◆ **YOUR TASK**
Go through the records and copy each line where the string "keine" occurs.

━━━━━━━━━━━━━━━━━━━━

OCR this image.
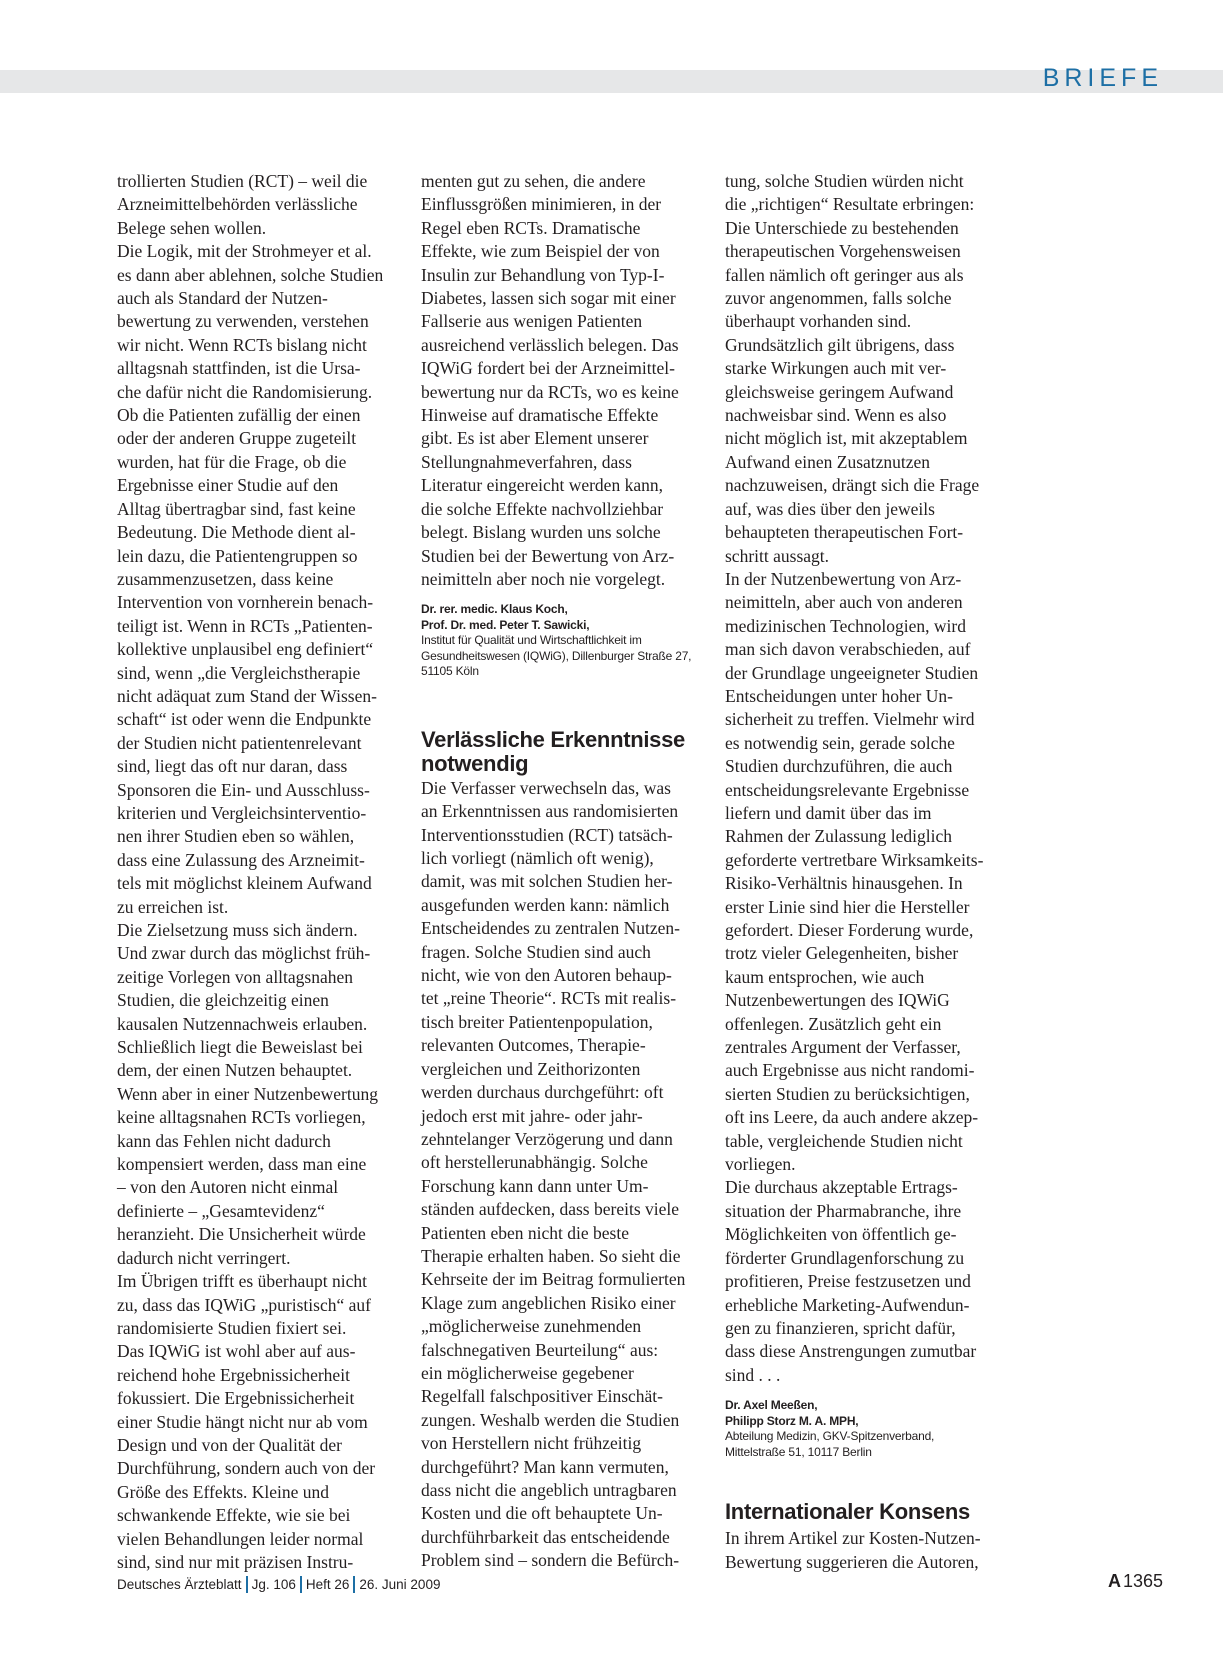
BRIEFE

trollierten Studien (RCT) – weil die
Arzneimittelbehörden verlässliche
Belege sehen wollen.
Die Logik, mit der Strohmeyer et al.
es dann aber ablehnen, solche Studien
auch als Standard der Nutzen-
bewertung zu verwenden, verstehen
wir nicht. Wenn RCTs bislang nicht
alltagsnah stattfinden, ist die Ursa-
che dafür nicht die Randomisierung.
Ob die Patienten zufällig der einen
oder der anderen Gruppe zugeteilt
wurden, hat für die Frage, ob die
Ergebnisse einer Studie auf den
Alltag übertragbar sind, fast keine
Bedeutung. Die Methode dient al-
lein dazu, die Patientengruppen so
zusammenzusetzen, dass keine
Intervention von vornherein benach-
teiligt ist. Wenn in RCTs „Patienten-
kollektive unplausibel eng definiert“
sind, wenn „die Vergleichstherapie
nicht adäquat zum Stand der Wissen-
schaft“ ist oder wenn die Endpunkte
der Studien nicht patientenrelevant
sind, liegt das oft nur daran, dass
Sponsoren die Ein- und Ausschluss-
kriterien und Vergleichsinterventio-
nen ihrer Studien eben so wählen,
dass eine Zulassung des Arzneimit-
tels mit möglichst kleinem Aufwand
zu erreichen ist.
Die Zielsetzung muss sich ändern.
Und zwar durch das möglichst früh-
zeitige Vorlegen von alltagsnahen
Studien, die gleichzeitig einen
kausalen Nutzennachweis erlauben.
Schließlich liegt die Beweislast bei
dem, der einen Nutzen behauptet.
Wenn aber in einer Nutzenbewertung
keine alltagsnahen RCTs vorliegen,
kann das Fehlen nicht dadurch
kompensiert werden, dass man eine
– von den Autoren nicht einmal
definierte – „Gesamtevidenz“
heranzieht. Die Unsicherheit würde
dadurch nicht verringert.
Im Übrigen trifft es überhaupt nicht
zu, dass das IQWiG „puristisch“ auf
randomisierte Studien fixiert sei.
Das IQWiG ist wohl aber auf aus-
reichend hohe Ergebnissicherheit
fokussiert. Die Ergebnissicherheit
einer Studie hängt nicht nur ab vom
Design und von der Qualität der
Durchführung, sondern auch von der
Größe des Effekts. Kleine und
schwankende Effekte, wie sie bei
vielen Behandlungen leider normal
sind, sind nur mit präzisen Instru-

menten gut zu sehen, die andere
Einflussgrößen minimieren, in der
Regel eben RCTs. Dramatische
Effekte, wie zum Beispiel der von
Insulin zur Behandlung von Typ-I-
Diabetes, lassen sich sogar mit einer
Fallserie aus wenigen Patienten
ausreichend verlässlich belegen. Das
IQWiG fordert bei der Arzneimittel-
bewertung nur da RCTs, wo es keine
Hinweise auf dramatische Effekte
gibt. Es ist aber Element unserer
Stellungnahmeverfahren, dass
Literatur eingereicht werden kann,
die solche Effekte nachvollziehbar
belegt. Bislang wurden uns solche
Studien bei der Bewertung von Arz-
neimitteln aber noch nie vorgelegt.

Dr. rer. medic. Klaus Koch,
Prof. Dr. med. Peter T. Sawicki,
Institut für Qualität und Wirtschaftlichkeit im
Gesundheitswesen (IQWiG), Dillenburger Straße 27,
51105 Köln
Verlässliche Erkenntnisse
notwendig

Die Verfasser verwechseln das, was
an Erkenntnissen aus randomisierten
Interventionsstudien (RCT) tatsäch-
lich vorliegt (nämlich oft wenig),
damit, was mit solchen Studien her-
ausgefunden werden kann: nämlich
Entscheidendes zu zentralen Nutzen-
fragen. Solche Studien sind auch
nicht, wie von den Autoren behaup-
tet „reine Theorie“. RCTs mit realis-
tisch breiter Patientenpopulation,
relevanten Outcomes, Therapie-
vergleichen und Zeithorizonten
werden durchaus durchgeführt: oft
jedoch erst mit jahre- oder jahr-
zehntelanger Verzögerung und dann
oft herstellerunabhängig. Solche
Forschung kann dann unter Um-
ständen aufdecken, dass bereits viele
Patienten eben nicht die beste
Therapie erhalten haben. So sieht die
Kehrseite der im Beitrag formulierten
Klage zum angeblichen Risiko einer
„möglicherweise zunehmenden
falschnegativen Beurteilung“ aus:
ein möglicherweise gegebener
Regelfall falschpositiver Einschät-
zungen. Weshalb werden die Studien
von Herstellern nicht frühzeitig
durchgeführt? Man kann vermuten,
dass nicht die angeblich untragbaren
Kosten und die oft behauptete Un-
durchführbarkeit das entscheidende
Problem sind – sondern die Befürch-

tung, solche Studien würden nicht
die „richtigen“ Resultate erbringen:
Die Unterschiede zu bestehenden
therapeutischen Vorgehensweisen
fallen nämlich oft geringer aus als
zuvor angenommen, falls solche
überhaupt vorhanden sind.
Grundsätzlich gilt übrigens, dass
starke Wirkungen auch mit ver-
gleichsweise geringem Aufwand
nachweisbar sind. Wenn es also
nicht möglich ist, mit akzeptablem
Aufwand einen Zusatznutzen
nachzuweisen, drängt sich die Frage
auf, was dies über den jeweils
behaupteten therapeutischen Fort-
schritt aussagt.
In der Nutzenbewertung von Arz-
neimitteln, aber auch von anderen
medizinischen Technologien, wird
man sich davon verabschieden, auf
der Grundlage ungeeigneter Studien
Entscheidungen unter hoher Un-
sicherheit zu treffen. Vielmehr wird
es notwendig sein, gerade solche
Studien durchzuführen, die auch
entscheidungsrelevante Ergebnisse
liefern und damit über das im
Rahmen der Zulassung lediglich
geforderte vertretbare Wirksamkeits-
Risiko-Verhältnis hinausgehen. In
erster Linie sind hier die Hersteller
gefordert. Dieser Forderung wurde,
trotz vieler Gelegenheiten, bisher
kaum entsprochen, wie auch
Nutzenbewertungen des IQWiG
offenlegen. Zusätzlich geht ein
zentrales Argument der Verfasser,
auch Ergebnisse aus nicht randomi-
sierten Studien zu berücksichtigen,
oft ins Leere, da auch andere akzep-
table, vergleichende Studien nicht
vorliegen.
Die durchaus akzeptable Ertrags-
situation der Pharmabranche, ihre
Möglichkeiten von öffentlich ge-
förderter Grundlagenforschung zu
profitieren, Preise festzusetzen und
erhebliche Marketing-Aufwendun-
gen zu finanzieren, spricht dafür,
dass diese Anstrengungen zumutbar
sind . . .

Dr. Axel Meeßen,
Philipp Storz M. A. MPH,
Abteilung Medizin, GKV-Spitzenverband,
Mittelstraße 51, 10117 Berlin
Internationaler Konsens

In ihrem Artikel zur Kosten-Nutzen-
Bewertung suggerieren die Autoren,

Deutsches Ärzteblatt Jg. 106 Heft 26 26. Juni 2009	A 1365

━━━━━━━━━━━━━━━━━━━━

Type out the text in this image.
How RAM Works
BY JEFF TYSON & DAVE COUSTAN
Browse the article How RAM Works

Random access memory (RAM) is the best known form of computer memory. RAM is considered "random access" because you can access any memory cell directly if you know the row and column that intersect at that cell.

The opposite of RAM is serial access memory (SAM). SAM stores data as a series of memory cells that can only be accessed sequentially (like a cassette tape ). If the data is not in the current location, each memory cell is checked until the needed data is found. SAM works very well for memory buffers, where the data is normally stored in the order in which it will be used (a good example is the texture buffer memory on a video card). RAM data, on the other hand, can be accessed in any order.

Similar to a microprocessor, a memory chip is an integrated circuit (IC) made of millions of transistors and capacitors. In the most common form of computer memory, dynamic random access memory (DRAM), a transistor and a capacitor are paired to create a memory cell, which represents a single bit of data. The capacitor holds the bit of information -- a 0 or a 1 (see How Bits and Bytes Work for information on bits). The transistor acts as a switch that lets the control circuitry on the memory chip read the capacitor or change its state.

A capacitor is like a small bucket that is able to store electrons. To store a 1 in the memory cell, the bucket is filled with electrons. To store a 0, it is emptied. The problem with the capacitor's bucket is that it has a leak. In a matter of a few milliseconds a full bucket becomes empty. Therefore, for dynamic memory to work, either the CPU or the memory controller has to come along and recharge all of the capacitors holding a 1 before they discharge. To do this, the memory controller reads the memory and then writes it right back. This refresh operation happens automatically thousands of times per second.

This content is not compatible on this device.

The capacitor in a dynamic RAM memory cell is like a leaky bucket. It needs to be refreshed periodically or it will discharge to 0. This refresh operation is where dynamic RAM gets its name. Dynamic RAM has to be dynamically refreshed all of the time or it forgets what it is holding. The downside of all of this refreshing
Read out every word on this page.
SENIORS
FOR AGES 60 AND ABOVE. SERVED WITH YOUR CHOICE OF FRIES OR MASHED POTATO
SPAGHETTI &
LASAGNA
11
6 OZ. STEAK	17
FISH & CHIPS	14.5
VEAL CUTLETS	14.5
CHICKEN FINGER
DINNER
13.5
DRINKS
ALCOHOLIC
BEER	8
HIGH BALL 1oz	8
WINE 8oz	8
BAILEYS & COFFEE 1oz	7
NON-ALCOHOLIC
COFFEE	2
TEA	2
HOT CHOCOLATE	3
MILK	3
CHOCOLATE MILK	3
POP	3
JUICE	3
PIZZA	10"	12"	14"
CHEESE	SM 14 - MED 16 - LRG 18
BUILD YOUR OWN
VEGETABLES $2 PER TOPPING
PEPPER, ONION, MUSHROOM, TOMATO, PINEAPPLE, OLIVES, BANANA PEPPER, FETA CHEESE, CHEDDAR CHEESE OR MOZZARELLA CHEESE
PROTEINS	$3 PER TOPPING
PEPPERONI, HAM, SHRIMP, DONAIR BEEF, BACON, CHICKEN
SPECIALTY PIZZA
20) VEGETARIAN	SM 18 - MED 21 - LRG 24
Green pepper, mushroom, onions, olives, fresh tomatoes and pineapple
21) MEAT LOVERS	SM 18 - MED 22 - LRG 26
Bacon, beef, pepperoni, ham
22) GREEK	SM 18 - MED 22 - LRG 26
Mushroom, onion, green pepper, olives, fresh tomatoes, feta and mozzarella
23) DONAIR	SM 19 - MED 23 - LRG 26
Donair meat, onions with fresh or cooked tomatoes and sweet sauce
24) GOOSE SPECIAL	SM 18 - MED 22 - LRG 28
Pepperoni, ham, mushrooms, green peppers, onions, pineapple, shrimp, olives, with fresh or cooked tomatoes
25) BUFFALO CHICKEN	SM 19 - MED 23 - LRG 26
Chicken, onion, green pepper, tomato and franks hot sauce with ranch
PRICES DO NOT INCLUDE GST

━━━━━━━━━━━━━━━━━━━━

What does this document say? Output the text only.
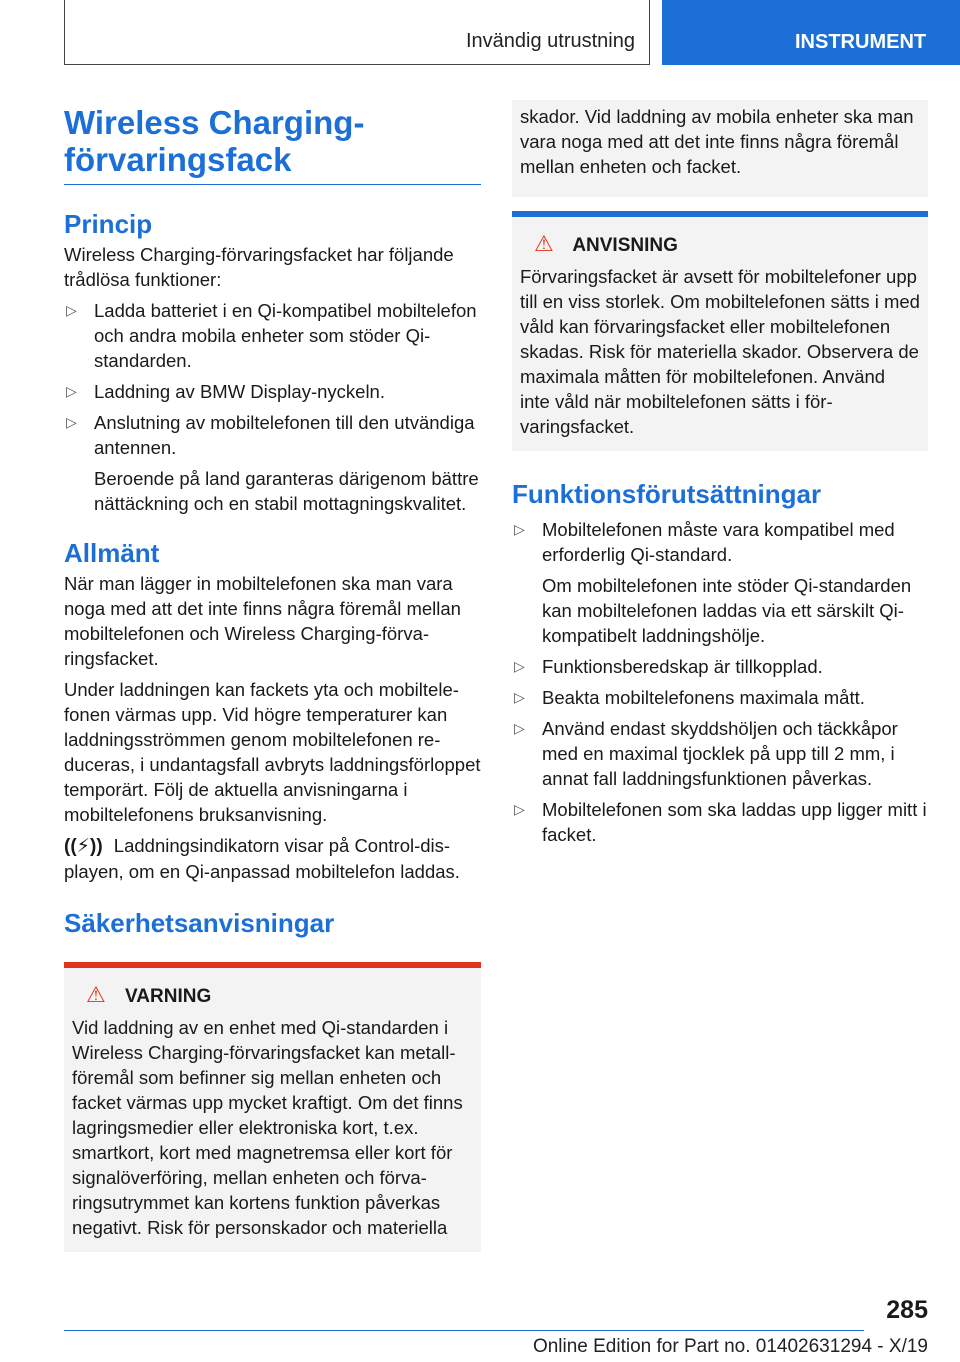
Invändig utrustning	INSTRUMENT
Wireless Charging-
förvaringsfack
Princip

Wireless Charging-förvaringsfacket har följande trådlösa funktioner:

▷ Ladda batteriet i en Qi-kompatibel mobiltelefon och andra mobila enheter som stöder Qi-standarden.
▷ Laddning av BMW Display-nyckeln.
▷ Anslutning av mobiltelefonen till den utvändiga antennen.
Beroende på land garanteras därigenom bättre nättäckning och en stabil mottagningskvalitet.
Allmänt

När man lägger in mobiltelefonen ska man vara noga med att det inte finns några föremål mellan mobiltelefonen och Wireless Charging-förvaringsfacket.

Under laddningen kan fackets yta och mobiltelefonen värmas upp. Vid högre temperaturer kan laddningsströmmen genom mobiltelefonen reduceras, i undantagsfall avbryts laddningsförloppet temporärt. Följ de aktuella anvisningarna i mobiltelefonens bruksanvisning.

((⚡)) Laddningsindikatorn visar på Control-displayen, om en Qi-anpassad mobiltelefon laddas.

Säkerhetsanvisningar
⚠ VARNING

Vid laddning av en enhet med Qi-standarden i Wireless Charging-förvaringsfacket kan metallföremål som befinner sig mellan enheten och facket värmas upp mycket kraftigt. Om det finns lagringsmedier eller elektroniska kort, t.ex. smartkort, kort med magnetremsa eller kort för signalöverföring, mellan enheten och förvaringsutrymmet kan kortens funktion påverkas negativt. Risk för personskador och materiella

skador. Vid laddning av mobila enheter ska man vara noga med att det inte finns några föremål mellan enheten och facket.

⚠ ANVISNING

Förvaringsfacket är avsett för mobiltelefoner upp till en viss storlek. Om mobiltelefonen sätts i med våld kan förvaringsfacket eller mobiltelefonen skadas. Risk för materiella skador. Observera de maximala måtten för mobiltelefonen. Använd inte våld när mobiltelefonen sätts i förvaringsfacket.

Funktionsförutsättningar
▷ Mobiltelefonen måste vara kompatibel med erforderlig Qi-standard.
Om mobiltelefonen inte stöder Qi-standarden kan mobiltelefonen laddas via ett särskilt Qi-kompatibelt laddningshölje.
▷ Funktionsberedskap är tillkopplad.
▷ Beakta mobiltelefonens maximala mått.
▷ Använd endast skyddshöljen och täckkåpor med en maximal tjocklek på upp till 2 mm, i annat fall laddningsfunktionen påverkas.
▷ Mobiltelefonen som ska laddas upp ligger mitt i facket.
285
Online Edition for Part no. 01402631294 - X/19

━━━━━━━━━━━━━━━━━━━━

◆ **EXERCISE RESULT**
Alltag übertragbar sind, fast keine
zusammenzusetzen, dass keine
keine alltagsnahen RCTs vorliegen,
bewertung nur da RCTs, wo es keine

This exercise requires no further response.